◆ Entries:
-------
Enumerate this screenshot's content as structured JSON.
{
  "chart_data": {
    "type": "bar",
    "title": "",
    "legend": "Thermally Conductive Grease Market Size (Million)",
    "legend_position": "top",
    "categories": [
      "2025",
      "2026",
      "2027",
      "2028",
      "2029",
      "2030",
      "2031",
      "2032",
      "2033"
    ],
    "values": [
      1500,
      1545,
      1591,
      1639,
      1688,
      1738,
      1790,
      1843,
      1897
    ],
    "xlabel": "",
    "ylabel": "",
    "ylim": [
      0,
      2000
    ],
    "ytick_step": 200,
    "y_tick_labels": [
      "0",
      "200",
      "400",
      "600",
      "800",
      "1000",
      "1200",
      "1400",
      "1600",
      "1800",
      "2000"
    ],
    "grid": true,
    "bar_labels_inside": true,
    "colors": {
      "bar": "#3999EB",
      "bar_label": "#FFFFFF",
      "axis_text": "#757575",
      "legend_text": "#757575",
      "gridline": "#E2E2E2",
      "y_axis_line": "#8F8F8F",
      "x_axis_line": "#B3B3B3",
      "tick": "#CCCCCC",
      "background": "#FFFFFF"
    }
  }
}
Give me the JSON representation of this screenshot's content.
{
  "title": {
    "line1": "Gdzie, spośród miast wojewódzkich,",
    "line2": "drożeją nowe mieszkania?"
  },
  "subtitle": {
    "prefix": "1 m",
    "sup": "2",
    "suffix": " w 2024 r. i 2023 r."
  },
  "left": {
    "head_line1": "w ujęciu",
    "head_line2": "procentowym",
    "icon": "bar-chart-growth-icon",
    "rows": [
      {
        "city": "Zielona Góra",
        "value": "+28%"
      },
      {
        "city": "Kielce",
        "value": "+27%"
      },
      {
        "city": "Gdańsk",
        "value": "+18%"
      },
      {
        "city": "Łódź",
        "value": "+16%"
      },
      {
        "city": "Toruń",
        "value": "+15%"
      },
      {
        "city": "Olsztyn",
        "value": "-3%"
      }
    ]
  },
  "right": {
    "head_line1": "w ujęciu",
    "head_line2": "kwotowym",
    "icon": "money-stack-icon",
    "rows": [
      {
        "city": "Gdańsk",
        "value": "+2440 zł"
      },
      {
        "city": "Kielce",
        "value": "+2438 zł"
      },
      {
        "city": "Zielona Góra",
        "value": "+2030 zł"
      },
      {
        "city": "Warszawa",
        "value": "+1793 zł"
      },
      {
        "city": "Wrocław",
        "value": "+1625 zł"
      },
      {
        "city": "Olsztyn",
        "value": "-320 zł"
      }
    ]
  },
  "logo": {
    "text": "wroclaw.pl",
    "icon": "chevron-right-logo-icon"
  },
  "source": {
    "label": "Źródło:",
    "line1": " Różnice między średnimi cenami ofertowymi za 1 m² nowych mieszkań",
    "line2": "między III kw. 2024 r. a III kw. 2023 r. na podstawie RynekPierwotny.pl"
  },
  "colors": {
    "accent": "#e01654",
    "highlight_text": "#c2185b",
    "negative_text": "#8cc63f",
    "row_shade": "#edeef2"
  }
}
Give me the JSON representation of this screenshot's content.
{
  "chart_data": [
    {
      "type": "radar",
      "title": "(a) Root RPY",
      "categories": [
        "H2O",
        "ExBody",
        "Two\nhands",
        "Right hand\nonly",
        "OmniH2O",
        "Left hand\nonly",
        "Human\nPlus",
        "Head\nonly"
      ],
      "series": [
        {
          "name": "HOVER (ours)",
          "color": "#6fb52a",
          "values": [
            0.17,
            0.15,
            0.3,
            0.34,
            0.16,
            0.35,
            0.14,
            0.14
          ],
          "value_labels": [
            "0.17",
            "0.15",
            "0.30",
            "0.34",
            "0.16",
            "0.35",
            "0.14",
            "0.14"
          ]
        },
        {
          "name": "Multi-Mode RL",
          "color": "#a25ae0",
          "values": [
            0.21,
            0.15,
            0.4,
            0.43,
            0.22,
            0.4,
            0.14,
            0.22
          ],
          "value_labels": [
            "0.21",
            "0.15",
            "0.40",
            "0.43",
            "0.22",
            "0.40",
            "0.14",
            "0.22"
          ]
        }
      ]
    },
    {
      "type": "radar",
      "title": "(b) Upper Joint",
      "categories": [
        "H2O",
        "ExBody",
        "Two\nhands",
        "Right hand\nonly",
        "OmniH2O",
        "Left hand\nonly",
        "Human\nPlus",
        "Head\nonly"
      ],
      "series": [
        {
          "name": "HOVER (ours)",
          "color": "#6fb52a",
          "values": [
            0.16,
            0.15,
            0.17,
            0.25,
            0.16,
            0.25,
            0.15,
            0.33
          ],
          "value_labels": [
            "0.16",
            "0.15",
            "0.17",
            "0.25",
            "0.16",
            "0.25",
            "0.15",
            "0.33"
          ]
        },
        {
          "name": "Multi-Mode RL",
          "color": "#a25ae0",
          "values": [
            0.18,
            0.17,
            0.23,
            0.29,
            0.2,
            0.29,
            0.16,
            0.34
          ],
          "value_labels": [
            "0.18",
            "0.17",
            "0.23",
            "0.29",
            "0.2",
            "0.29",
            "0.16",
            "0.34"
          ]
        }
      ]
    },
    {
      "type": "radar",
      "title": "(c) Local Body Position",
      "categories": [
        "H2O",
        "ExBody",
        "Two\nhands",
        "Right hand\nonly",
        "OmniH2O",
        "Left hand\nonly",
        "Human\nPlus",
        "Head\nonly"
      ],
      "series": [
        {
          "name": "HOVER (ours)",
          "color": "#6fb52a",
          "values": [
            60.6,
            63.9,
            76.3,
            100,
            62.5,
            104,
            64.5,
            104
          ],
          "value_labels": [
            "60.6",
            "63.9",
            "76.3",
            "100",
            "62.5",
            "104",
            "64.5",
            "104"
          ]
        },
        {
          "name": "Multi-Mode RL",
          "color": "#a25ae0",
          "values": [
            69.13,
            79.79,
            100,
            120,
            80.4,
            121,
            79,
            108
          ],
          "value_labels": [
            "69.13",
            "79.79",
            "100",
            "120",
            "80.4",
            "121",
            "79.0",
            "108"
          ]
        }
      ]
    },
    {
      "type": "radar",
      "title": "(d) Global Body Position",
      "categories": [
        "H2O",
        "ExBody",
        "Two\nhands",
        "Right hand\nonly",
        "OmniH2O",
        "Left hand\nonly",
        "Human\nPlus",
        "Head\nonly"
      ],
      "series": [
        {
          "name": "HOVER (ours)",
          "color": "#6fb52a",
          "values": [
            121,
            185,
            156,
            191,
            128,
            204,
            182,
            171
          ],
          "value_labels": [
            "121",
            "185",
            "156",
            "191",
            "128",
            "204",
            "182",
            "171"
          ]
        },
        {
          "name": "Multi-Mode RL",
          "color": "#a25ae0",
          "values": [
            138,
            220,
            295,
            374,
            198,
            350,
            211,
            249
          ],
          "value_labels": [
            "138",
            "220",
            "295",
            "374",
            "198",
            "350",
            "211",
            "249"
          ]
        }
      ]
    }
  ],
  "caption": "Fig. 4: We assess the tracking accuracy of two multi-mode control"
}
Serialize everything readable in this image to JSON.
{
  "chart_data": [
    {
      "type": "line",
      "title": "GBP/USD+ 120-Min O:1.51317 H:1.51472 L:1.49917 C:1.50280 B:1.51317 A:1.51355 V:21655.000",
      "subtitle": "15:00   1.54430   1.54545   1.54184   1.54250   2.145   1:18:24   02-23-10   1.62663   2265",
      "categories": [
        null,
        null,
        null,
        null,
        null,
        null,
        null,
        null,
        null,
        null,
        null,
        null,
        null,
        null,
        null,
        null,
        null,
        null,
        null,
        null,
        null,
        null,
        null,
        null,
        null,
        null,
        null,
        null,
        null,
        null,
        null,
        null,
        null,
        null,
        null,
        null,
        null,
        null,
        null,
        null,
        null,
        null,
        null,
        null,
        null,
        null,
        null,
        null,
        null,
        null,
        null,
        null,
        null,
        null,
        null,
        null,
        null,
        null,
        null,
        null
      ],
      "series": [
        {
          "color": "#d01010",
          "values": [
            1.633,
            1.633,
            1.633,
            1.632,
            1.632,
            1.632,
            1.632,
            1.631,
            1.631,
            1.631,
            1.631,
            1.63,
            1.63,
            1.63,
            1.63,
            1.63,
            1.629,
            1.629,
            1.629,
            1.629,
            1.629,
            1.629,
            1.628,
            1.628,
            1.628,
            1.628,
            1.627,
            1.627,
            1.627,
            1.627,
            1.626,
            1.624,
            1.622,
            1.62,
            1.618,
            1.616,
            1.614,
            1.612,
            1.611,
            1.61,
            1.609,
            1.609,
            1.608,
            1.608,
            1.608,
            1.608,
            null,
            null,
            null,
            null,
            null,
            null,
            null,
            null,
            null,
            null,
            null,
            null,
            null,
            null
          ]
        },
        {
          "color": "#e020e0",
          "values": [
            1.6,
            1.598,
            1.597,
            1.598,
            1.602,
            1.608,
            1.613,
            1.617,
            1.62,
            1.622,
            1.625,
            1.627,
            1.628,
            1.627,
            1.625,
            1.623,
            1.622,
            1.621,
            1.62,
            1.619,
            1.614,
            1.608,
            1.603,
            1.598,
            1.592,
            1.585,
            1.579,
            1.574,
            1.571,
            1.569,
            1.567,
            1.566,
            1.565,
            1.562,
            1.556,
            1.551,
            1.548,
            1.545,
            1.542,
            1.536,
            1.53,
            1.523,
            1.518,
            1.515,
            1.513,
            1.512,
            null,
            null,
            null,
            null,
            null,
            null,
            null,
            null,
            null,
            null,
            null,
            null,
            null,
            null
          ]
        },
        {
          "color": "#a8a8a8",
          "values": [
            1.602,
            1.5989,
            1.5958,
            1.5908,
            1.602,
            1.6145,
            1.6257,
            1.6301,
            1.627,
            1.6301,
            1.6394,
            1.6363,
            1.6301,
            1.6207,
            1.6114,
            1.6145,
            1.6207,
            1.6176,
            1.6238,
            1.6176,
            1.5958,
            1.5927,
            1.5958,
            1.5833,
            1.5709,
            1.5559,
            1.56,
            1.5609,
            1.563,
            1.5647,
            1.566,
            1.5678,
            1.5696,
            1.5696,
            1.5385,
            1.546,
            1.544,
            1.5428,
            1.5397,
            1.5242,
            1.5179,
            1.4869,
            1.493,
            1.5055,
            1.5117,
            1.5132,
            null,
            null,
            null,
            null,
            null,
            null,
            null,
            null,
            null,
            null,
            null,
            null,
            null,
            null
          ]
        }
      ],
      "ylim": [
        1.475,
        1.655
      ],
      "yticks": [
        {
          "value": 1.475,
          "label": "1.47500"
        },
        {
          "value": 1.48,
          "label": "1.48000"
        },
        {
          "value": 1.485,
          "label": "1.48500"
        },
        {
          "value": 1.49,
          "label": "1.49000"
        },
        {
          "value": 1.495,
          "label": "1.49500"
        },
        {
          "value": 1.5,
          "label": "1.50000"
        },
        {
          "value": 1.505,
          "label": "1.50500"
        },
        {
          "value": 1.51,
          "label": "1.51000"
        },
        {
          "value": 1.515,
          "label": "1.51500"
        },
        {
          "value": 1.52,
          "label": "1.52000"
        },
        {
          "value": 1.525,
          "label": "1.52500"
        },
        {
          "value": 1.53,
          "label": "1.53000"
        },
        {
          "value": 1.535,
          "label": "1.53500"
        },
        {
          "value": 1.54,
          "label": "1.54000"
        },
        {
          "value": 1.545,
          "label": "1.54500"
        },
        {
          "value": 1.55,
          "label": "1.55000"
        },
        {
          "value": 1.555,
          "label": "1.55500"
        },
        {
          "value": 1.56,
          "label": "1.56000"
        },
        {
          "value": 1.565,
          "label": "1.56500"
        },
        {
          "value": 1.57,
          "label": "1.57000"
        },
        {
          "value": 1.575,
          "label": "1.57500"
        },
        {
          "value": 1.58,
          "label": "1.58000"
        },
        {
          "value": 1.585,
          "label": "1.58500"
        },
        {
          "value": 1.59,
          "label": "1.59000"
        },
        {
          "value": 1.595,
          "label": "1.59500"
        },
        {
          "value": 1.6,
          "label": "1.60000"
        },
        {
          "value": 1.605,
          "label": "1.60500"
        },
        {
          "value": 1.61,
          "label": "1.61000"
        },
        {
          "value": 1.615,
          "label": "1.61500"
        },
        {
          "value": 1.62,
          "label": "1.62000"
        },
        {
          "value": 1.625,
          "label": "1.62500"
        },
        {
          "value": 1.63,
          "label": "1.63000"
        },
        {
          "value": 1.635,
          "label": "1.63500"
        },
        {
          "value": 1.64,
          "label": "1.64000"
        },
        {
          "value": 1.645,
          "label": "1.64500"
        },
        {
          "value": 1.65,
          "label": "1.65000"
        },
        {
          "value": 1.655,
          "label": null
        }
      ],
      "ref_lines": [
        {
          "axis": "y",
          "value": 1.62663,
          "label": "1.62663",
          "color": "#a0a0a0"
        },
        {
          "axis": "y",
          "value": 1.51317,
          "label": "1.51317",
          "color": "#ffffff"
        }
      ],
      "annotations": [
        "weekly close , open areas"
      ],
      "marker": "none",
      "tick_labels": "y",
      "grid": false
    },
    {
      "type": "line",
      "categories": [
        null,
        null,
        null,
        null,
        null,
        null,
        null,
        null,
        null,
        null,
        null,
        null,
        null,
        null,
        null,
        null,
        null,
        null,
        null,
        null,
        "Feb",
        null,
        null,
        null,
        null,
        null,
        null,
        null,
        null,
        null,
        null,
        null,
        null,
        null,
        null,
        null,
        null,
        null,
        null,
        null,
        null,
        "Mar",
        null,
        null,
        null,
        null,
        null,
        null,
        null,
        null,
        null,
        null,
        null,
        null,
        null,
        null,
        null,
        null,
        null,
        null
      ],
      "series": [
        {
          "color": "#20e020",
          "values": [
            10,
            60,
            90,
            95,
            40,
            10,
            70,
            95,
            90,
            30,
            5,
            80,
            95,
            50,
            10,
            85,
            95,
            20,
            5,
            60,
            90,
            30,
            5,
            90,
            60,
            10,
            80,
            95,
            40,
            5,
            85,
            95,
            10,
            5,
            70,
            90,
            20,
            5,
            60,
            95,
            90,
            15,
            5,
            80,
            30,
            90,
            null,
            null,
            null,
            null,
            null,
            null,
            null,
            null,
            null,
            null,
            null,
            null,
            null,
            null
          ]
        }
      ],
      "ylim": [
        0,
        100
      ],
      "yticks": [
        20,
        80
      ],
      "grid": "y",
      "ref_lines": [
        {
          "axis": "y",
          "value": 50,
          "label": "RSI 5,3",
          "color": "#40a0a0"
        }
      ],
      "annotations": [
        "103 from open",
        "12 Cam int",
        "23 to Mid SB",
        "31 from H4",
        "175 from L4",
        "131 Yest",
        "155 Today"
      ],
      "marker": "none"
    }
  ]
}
-------
◆ Given exercise:
Find the lines that include the string "JSON", then copy each of them.

◆ Solution to this problem:
Enumerate this screenshot's content as structured JSON.
Give me the JSON representation of this screenshot's content.
Give me the JSON representation of this screenshot's content.
Serialize everything readable in this image to JSON.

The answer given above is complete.